SET EXERCISE: In the listing below, locate the lines bearing the word "trois". Copy every one of them.

(Stored items)
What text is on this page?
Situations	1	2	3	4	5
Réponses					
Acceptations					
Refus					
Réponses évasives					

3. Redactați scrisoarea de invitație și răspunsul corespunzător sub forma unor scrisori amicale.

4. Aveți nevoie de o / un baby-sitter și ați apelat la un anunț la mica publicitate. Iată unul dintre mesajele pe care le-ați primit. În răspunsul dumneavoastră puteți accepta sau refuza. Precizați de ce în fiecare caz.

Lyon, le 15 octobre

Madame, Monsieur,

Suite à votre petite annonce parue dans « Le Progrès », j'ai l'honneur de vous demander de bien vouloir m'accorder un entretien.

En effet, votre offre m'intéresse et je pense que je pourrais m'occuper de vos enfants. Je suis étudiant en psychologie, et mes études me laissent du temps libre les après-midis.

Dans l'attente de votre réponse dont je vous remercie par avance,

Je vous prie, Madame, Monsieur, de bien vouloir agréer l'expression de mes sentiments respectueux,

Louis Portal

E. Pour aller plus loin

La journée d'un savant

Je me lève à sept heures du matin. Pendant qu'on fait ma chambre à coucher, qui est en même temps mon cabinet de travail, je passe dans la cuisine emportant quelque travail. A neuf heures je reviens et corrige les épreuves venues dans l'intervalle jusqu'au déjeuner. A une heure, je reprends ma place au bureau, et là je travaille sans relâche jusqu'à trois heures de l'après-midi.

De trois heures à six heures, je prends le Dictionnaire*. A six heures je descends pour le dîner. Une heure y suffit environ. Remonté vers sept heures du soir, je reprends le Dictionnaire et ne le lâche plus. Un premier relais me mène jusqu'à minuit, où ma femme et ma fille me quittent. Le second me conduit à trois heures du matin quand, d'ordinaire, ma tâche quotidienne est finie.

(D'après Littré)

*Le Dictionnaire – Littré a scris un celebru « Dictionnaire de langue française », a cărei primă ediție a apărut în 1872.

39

FINAL ANSWER:
Je me lève à sept heures du matin. Pendant qu'on fait ma chambre à coucher, qui est en même temps mon cabinet de travail, je passe dans la cuisine emportant quelque travail. A neuf heures je reviens et corrige les épreuves venues dans l'intervalle jusqu'au déjeuner. A une heure, je reprends ma place au bureau, et là je travaille sans relâche jusqu'à trois heures de l'après-midi.
De trois heures à six heures, je prends le Dictionnaire*. A six heures je descends pour le dîner. Une heure y suffit environ. Remonté vers sept heures du soir, je reprends le Dictionnaire et ne le lâche plus. Un premier relais me mène jusqu'à minuit, où ma femme et ma fille me quittent. Le second me conduit à trois heures du matin quand, d'ordinaire, ma tâche quotidienne est finie.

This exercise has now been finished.